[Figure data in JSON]
=======
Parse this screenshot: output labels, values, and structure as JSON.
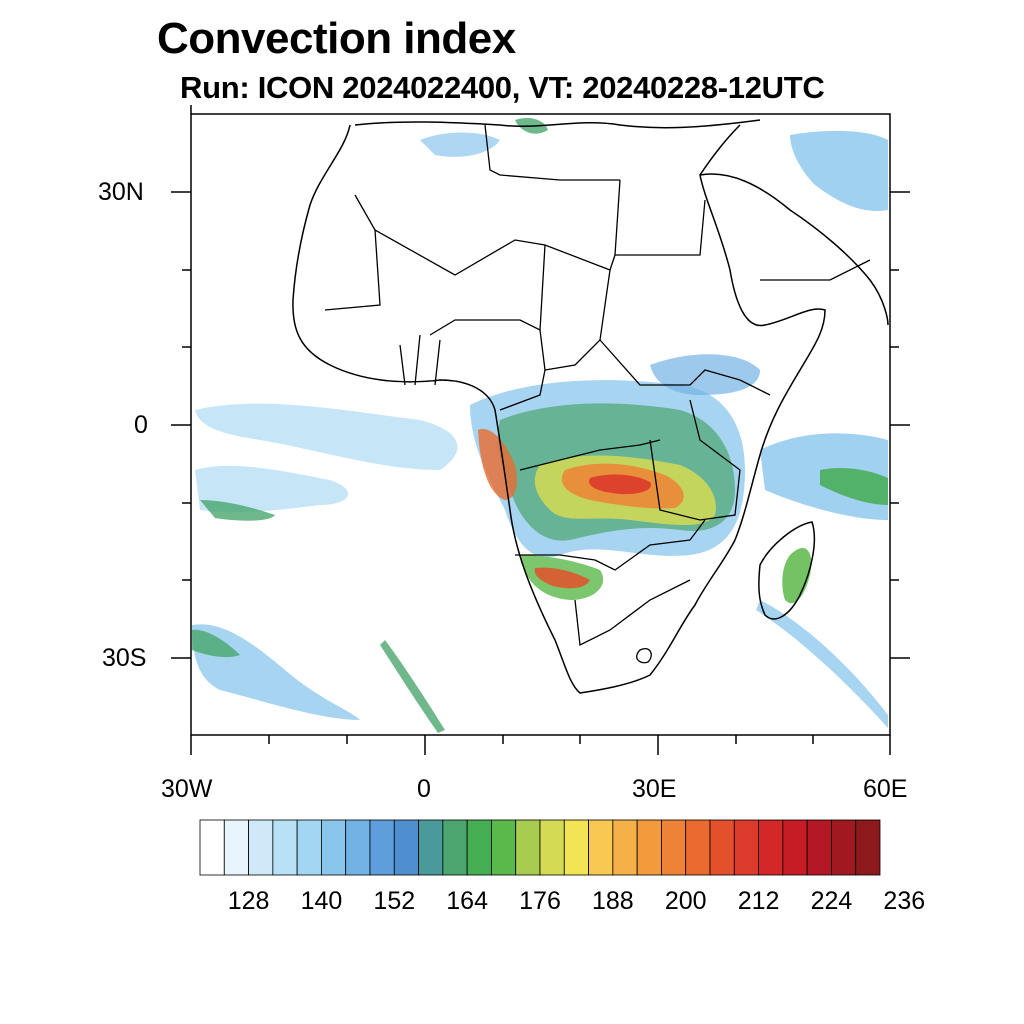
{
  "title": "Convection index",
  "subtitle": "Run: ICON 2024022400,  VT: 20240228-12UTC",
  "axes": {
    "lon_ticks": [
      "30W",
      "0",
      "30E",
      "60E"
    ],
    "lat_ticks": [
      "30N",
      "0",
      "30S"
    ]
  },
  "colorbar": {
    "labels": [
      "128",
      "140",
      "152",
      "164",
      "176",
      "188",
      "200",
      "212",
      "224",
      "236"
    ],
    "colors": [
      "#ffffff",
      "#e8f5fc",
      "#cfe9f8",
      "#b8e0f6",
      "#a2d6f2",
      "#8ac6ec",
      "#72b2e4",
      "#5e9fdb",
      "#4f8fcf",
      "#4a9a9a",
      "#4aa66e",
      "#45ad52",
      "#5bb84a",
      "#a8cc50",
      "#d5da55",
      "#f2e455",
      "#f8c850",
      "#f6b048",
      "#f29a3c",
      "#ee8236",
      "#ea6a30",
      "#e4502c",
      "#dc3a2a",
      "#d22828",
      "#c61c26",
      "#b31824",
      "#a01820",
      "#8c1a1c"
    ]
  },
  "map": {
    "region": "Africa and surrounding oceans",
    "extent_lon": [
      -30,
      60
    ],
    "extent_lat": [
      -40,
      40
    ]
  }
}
=======
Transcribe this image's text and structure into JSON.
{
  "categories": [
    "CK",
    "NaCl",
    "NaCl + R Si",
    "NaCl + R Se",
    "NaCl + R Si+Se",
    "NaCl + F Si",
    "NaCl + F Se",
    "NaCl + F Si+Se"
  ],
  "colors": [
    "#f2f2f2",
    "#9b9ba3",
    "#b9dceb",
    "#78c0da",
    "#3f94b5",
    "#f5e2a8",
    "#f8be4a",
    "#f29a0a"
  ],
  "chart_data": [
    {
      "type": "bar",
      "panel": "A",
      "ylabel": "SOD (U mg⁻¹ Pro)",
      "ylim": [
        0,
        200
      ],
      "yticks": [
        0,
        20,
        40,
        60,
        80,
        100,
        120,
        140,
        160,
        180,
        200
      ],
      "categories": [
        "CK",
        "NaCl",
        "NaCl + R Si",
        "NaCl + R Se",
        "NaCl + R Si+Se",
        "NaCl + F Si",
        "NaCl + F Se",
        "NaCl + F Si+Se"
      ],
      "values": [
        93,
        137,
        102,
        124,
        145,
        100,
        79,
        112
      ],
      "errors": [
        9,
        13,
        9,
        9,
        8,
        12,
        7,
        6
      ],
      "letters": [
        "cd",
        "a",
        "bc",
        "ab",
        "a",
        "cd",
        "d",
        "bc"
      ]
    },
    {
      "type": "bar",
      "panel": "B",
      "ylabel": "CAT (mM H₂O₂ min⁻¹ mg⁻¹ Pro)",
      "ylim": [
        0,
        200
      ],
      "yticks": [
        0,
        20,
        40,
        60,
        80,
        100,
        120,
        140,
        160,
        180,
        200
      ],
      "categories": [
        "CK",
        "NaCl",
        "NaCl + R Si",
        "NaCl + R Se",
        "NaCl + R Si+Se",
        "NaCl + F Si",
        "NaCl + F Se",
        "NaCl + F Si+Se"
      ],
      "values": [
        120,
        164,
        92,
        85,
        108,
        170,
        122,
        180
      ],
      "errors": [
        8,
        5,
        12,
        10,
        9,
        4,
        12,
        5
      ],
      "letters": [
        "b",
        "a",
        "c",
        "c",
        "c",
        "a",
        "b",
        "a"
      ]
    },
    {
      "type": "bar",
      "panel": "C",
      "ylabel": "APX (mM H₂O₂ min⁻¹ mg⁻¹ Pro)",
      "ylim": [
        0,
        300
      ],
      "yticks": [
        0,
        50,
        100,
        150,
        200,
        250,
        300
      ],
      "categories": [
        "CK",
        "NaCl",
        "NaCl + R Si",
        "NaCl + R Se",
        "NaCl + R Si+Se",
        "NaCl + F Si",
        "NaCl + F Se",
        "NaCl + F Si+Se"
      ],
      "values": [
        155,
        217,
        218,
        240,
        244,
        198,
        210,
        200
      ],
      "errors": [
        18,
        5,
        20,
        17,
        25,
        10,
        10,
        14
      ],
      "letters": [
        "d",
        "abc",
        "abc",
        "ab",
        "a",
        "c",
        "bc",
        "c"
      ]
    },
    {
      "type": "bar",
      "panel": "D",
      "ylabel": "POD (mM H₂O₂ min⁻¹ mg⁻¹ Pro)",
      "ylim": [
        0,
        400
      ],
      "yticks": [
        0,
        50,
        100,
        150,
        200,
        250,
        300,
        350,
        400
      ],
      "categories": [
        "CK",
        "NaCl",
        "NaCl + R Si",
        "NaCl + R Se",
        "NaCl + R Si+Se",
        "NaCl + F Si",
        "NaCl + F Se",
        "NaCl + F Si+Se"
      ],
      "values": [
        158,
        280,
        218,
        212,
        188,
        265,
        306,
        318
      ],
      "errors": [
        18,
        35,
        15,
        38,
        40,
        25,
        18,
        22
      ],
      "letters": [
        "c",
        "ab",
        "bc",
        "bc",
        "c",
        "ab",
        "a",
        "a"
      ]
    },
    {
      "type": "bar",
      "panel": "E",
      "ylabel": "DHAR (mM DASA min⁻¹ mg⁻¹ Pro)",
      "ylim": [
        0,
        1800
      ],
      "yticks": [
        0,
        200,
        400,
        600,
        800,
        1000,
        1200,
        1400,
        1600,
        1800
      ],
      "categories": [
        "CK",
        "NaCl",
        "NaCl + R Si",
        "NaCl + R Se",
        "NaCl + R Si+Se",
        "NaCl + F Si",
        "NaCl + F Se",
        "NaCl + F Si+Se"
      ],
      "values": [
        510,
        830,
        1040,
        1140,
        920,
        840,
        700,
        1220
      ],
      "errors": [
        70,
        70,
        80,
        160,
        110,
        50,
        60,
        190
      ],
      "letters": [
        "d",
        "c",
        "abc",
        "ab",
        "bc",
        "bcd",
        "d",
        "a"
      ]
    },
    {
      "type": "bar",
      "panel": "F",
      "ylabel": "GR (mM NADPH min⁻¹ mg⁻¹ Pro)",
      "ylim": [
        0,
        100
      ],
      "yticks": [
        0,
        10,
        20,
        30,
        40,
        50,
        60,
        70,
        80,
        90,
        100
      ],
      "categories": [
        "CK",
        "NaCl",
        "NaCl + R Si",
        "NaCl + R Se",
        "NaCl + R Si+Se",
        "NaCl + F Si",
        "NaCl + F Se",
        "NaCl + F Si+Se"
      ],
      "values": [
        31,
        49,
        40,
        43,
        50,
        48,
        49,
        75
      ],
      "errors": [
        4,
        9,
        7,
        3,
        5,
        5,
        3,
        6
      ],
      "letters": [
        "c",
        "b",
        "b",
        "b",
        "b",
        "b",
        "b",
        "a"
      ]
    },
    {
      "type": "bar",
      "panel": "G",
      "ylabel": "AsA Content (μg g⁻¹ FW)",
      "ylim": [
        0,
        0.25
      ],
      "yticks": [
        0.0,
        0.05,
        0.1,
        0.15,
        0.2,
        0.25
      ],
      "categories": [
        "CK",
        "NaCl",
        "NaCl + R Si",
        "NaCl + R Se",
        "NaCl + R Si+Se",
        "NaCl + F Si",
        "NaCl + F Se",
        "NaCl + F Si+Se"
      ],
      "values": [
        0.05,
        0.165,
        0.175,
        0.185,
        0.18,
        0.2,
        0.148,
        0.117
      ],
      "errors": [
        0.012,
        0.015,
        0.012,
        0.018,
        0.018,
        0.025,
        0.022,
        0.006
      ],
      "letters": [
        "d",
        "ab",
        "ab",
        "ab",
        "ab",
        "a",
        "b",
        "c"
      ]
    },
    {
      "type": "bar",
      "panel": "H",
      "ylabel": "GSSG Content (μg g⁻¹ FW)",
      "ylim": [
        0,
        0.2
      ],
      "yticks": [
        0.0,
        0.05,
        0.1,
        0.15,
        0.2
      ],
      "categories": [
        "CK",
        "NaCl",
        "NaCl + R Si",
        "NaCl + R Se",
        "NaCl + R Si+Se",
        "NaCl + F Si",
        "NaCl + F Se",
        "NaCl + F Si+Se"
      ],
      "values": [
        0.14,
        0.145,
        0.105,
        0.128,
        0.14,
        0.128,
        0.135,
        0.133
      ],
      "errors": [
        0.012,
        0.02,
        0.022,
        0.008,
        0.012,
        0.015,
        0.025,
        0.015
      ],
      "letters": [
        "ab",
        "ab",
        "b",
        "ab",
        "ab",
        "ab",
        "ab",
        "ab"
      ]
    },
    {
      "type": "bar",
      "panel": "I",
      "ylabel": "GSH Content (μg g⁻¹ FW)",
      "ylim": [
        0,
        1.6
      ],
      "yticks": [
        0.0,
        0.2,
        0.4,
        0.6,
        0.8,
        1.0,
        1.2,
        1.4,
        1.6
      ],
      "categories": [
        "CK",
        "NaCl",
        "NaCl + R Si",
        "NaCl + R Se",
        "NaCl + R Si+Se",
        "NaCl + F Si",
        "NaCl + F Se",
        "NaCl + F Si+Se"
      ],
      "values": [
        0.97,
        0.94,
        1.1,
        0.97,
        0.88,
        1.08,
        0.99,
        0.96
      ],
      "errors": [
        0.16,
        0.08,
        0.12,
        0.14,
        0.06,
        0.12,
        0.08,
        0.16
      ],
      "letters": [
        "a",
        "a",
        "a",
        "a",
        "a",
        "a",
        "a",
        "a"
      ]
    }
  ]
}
=======
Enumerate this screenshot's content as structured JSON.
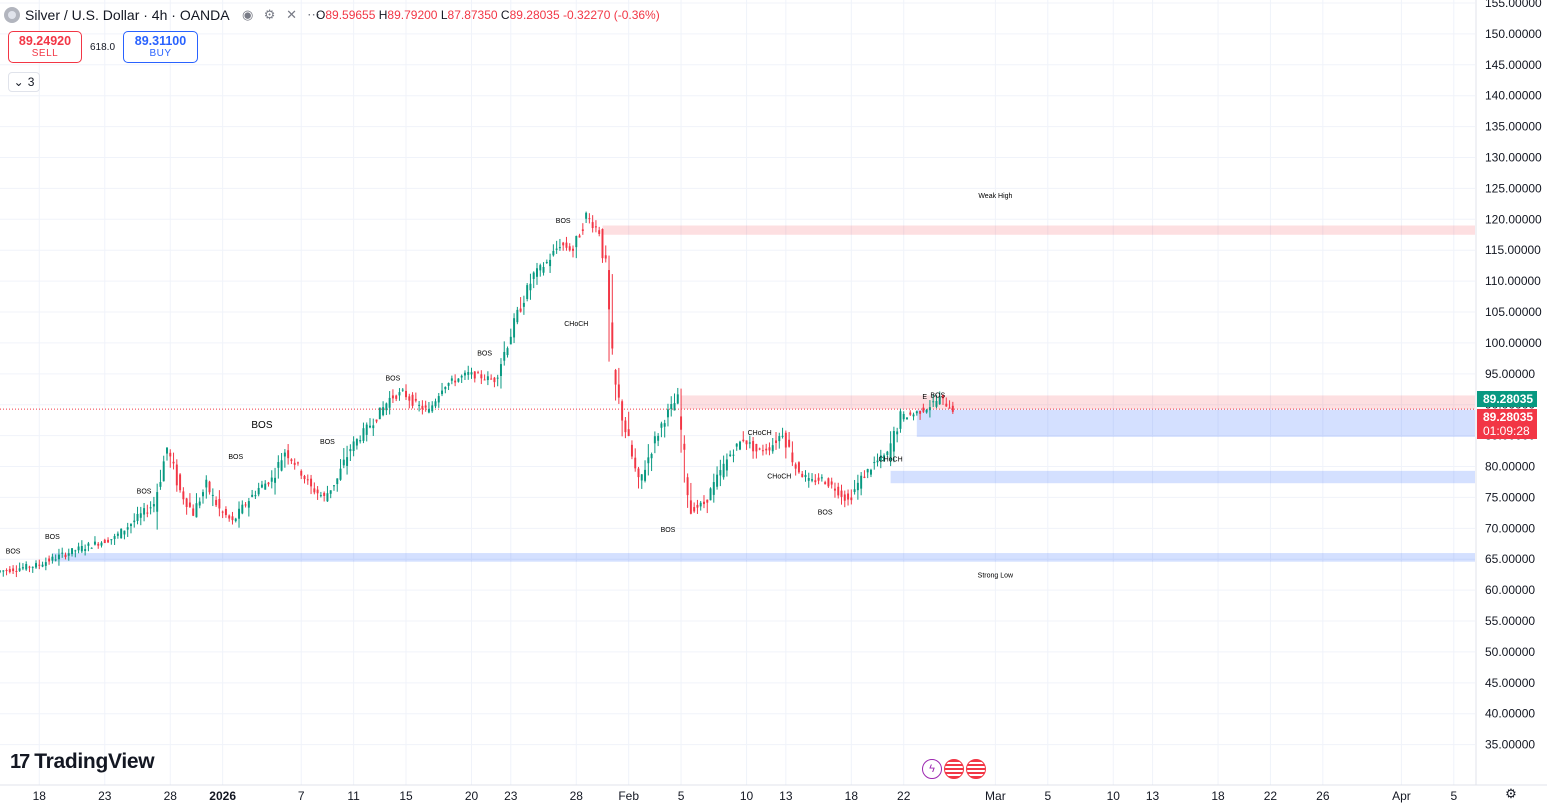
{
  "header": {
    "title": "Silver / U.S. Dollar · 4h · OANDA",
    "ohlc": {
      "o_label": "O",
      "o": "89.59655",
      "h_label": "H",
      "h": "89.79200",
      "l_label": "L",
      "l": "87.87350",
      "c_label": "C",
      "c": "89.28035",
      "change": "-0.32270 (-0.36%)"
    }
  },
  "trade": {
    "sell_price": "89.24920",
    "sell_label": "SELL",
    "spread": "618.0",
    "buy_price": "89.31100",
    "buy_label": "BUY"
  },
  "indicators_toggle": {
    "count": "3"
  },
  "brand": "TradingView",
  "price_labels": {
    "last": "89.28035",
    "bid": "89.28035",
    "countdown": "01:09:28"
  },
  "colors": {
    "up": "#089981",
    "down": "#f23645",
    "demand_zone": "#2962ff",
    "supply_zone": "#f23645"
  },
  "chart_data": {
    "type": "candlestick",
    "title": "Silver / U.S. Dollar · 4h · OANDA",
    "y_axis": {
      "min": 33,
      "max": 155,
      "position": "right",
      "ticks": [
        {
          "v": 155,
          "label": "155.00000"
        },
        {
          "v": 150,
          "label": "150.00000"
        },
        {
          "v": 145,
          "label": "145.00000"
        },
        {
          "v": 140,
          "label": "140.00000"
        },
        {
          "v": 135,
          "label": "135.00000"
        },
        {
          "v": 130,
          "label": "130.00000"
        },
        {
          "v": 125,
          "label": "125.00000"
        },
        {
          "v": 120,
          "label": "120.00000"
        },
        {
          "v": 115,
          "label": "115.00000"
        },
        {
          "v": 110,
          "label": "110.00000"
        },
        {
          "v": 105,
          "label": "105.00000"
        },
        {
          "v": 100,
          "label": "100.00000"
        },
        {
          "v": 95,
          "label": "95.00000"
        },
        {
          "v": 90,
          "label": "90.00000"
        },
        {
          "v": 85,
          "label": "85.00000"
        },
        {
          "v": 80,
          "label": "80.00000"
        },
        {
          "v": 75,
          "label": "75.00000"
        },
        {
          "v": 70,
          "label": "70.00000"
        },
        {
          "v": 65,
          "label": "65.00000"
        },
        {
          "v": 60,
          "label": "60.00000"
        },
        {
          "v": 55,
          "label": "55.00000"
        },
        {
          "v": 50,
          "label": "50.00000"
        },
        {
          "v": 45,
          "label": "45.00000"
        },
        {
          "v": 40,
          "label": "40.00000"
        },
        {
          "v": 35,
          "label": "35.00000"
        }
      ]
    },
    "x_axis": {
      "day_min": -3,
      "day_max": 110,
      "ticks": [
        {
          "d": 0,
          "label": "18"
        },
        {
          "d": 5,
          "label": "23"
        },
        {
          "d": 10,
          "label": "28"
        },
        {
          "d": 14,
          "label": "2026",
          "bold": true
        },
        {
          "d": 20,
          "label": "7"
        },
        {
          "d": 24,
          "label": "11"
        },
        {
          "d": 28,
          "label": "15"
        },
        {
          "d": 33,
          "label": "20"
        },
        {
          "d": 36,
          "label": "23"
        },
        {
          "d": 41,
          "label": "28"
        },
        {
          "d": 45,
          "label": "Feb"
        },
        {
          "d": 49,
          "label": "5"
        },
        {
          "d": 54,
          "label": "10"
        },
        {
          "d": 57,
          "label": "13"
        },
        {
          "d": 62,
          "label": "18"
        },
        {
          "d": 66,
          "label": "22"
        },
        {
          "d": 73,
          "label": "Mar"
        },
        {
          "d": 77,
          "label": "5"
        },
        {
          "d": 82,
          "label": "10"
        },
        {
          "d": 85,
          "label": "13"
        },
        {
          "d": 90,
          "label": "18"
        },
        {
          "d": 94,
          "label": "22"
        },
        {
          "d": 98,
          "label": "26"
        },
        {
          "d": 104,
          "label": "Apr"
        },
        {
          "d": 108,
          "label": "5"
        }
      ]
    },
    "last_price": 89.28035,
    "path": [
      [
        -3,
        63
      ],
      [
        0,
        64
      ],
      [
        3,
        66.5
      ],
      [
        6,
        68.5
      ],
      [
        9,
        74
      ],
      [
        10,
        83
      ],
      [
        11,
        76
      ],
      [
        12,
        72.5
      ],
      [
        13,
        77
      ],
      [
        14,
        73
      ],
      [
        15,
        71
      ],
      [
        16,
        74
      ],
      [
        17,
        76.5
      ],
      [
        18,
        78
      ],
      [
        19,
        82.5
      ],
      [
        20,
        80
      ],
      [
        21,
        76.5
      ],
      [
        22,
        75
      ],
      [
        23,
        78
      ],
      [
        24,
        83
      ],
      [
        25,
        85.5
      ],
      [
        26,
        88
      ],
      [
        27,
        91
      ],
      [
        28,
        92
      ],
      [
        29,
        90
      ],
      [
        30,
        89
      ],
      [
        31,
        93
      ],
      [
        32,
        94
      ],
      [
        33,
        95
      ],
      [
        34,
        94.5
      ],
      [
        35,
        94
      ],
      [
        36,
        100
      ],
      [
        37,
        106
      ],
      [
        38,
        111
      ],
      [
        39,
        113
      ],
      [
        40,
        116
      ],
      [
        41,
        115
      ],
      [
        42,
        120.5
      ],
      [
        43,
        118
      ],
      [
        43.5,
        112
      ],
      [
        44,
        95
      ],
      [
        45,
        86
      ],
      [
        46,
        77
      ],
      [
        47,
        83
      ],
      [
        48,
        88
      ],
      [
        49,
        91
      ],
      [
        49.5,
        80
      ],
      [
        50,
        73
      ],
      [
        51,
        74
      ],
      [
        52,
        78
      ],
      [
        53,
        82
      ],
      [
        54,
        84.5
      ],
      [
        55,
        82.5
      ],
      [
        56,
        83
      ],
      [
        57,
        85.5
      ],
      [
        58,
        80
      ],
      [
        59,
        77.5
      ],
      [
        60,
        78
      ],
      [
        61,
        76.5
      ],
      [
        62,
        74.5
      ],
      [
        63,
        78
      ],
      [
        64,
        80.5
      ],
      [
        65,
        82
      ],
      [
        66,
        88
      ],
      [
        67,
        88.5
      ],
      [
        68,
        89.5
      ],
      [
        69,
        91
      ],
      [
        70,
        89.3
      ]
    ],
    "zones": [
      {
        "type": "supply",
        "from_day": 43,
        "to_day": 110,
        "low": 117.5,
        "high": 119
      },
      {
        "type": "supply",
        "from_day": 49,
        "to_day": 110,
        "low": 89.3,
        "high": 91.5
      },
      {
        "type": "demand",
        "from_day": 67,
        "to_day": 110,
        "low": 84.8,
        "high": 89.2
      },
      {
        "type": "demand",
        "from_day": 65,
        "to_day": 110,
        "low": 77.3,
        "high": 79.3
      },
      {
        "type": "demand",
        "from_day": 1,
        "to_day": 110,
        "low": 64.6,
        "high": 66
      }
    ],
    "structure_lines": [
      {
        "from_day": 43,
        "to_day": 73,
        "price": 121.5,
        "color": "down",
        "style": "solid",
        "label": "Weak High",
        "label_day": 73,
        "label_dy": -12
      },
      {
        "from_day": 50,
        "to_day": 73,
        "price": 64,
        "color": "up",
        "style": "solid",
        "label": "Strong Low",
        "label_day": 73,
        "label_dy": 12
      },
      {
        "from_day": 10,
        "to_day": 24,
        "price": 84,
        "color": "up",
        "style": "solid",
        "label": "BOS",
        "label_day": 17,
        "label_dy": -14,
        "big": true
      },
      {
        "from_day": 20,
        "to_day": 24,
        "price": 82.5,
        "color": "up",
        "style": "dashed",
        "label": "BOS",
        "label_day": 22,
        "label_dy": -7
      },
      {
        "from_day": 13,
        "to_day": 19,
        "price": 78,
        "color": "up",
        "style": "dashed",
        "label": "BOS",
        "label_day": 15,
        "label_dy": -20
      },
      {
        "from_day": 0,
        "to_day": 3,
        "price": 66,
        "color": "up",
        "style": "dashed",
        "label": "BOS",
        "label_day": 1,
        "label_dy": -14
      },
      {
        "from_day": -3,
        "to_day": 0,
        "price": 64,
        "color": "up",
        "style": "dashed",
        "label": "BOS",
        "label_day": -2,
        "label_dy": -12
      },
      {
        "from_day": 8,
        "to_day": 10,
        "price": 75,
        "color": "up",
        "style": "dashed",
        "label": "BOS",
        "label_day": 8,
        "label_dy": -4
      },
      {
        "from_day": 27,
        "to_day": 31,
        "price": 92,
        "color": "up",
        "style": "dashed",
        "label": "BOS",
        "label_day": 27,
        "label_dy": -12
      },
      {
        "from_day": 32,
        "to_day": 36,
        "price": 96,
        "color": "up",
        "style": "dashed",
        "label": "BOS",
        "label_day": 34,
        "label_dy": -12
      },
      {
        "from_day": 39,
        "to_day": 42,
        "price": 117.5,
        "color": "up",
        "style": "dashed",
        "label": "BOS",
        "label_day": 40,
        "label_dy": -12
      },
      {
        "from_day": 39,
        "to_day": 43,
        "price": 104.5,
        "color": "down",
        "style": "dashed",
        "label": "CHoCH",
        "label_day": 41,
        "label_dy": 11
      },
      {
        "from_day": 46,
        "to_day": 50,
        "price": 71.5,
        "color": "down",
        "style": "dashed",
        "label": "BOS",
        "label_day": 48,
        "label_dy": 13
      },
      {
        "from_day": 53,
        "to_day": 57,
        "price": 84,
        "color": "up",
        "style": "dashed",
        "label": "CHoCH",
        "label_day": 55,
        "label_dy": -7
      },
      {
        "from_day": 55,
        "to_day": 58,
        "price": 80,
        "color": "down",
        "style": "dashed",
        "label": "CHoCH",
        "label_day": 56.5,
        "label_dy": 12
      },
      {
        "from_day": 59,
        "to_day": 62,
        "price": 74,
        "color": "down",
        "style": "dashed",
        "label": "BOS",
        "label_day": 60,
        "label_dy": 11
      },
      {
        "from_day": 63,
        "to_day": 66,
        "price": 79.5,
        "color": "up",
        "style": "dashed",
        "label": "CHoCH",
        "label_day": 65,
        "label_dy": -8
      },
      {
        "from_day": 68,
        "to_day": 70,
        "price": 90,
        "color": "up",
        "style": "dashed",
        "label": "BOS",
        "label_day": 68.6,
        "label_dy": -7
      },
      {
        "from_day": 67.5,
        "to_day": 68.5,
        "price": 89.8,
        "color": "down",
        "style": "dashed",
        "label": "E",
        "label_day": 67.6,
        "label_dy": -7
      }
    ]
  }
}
=======
**What you should do:** Find the word "this" in the records and pull out each line that has it.

**Reply:**
Parse this screenshot: output labels, values, and structure as JSON.
Transcribe this image's text and structure into JSON.
Enumerate this screenshot's content as structured JSON.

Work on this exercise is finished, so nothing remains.